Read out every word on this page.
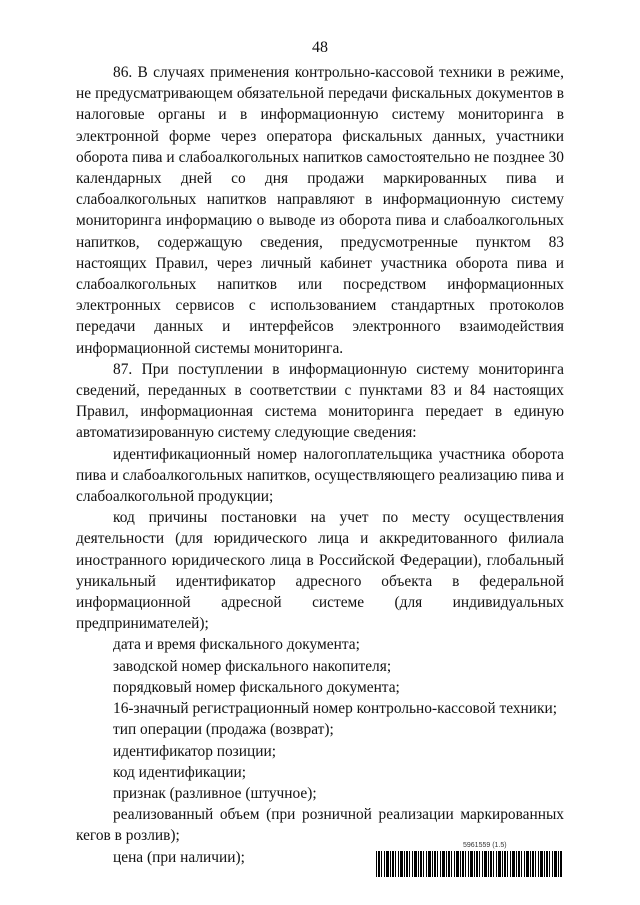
48

86. В случаях применения контрольно-кассовой техники в режиме, не предусматривающем обязательной передачи фискальных документов в налоговые органы и в информационную систему мониторинга в электронной форме через оператора фискальных данных, участники оборота пива и слабоалкогольных напитков самостоятельно не позднее 30 календарных дней со дня продажи маркированных пива и слабоалкогольных напитков направляют в информационную систему мониторинга информацию о выводе из оборота пива и слабоалкогольных напитков, содержащую сведения, предусмотренные пунктом 83 настоящих Правил, через личный кабинет участника оборота пива и слабоалкогольных напитков или посредством информационных электронных сервисов с использованием стандартных протоколов передачи данных и интерфейсов электронного взаимодействия информационной системы мониторинга.

87. При поступлении в информационную систему мониторинга сведений, переданных в соответствии с пунктами 83 и 84 настоящих Правил, информационная система мониторинга передает в единую автоматизированную систему следующие сведения:

идентификационный номер налогоплательщика участника оборота пива и слабоалкогольных напитков, осуществляющего реализацию пива и слабоалкогольной продукции;

код причины постановки на учет по месту осуществления деятельности (для юридического лица и аккредитованного филиала иностранного юридического лица в Российской Федерации), глобальный уникальный идентификатор адресного объекта в федеральной информационной адресной системе (для индивидуальных предпринимателей);

дата и время фискального документа;

заводской номер фискального накопителя;

порядковый номер фискального документа;

16-значный регистрационный номер контрольно-кассовой техники;

тип операции (продажа (возврат);

идентификатор позиции;

код идентификации;

признак (разливное (штучное);

реализованный объем (при розничной реализации маркированных кегов в розлив);

цена (при наличии);

5961559 (1.5)
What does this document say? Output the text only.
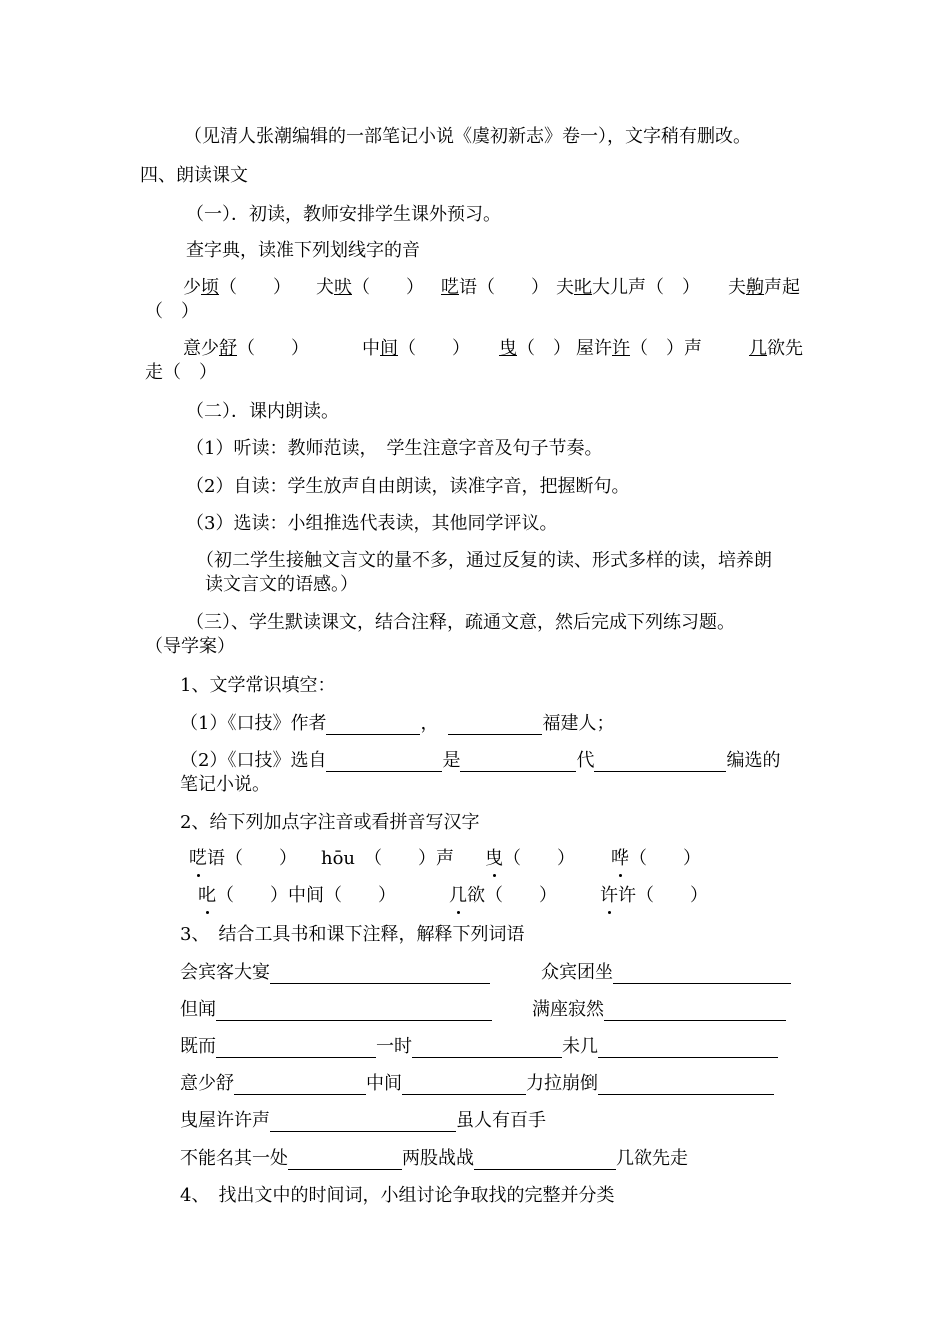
（见清人张潮编辑的一部笔记小说《虞初新志》卷一），文字稍有删改。
四、朗读课文
（一）．初读，教师安排学生课外预习。
查字典，读准下列划线字的音
少顷（　　） 犬吠（　　） 呓语（　　） 夫叱大儿声（　） 夫齁声起
（　）
意少舒（　　）	中间（　　） 曳（　） 屋许许（　）声	几欲先
走（　）
（二）．课内朗读。
（1）听读：教师范读，　学生注意字音及句子节奏。
（2）自读：学生放声自由朗读，读准字音，把握断句。
（3）选读：小组推选代表读，其他同学评议。
（初二学生接触文言文的量不多，通过反复的读、形式多样的读，培养朗
读文言文的语感。）
（三）、学生默读课文，结合注释，疏通文意，然后完成下列练习题。
（导学案）
1、文学常识填空：
（1）《口技》作者	，	福建人；
（2）《口技》选自	是	代	编选的
笔记小说。
2、给下列加点字注音或看拼音写汉字
呓语（　　） hōu　（　　）声 曳（　　） 哗（　　）
叱（　　）中间（　　）	几欲（　　） 许许（　　）
3、　结合工具书和课下注释，解释下列词语
会宾客大宴	众宾团坐
但闻	满座寂然
既而	一时	未几
意少舒	中间	力拉崩倒
曳屋许许声	虽人有百手
不能名其一处	两股战战	几欲先走
4、　找出文中的时间词，小组讨论争取找的完整并分类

**WRITTEN PROBLEM:**
Reproduce the material in full, word for word, and omit the pictures.

**EXPECTED ANSWER:**
Read out every word on this page.
48

86. В случаях применения контрольно-кассовой техники в режиме, не предусматривающем обязательной передачи фискальных документов в налоговые органы и в информационную систему мониторинга в электронной форме через оператора фискальных данных, участники оборота пива и слабоалкогольных напитков самостоятельно не позднее 30 календарных дней со дня продажи маркированных пива и слабоалкогольных напитков направляют в информационную систему мониторинга информацию о выводе из оборота пива и слабоалкогольных напитков, содержащую сведения, предусмотренные пунктом 83 настоящих Правил, через личный кабинет участника оборота пива и слабоалкогольных напитков или посредством информационных электронных сервисов с использованием стандартных протоколов передачи данных и интерфейсов электронного взаимодействия информационной системы мониторинга.

87. При поступлении в информационную систему мониторинга сведений, переданных в соответствии с пунктами 83 и 84 настоящих Правил, информационная система мониторинга передает в единую автоматизированную систему следующие сведения:

идентификационный номер налогоплательщика участника оборота пива и слабоалкогольных напитков, осуществляющего реализацию пива и слабоалкогольной продукции;

код причины постановки на учет по месту осуществления деятельности (для юридического лица и аккредитованного филиала иностранного юридического лица в Российской Федерации), глобальный уникальный идентификатор адресного объекта в федеральной информационной адресной системе (для индивидуальных предпринимателей);

дата и время фискального документа;

заводской номер фискального накопителя;

порядковый номер фискального документа;

16-значный регистрационный номер контрольно-кассовой техники;

тип операции (продажа (возврат);

идентификатор позиции;

код идентификации;

признак (разливное (штучное);

реализованный объем (при розничной реализации маркированных кегов в розлив);

цена (при наличии);

5961559 (1.5)
What does this document say? Output the text only.
（见清人张潮编辑的一部笔记小说《虞初新志》卷一），文字稍有删改。
四、朗读课文
（一）．初读，教师安排学生课外预习。
查字典，读准下列划线字的音
少顷（　　） 犬吠（　　） 呓语（　　） 夫叱大儿声（　） 夫齁声起
（　）
意少舒（　　）	中间（　　） 曳（　） 屋许许（　）声	几欲先
走（　）
（二）．课内朗读。
（1）听读：教师范读，　学生注意字音及句子节奏。
（2）自读：学生放声自由朗读，读准字音，把握断句。
（3）选读：小组推选代表读，其他同学评议。
（初二学生接触文言文的量不多，通过反复的读、形式多样的读，培养朗
读文言文的语感。）
（三）、学生默读课文，结合注释，疏通文意，然后完成下列练习题。
（导学案）
1、文学常识填空：
（1）《口技》作者	，	福建人；
（2）《口技》选自	是	代	编选的
笔记小说。
2、给下列加点字注音或看拼音写汉字
呓语（　　） hōu　（　　）声 曳（　　） 哗（　　）
叱（　　）中间（　　）	几欲（　　） 许许（　　）
3、　结合工具书和课下注释，解释下列词语
会宾客大宴	众宾团坐
但闻	满座寂然
既而	一时	未几
意少舒	中间	力拉崩倒
曳屋许许声	虽人有百手
不能名其一处	两股战战	几欲先走
4、　找出文中的时间词，小组讨论争取找的完整并分类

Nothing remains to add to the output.